[Stored dataset items]
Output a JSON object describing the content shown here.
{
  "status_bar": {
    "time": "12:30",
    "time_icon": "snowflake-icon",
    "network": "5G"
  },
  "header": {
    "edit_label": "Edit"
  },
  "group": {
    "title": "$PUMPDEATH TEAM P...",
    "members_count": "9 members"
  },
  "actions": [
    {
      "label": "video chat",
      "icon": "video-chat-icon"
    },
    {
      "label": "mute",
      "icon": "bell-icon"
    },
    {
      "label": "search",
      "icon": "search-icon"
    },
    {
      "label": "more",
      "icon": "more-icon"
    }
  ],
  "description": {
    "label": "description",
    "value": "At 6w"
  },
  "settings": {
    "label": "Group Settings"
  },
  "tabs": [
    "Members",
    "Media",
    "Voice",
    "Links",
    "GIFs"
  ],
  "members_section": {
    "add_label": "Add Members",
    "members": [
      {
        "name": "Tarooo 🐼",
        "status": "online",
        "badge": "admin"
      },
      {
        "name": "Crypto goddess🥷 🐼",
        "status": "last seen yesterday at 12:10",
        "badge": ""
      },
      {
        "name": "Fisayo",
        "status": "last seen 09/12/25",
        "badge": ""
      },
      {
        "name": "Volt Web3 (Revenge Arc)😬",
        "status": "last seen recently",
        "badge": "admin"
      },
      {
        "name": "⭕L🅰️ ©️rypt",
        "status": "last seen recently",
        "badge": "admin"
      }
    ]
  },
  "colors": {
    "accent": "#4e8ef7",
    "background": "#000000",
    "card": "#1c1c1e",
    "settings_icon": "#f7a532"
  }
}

**WHAT IS EXPECTED**
Write out all the data again, exactly as it appears.

**FULL OUTPUT**
Output a JSON object describing the content shown here.
{
  "status_bar": {
    "time": "12:30",
    "time_icon": "snowflake-icon",
    "network": "5G"
  },
  "header": {
    "edit_label": "Edit"
  },
  "group": {
    "title": "$PUMPDEATH TEAM P...",
    "members_count": "9 members"
  },
  "actions": [
    {
      "label": "video chat",
      "icon": "video-chat-icon"
    },
    {
      "label": "mute",
      "icon": "bell-icon"
    },
    {
      "label": "search",
      "icon": "search-icon"
    },
    {
      "label": "more",
      "icon": "more-icon"
    }
  ],
  "description": {
    "label": "description",
    "value": "At 6w"
  },
  "settings": {
    "label": "Group Settings"
  },
  "tabs": [
    "Members",
    "Media",
    "Voice",
    "Links",
    "GIFs"
  ],
  "members_section": {
    "add_label": "Add Members",
    "members": [
      {
        "name": "Tarooo 🐼",
        "status": "online",
        "badge": "admin"
      },
      {
        "name": "Crypto goddess🥷 🐼",
        "status": "last seen yesterday at 12:10",
        "badge": ""
      },
      {
        "name": "Fisayo",
        "status": "last seen 09/12/25",
        "badge": ""
      },
      {
        "name": "Volt Web3 (Revenge Arc)😬",
        "status": "last seen recently",
        "badge": "admin"
      },
      {
        "name": "⭕L🅰️ ©️rypt",
        "status": "last seen recently",
        "badge": "admin"
      }
    ]
  },
  "colors": {
    "accent": "#4e8ef7",
    "background": "#000000",
    "card": "#1c1c1e",
    "settings_icon": "#f7a532"
  }
}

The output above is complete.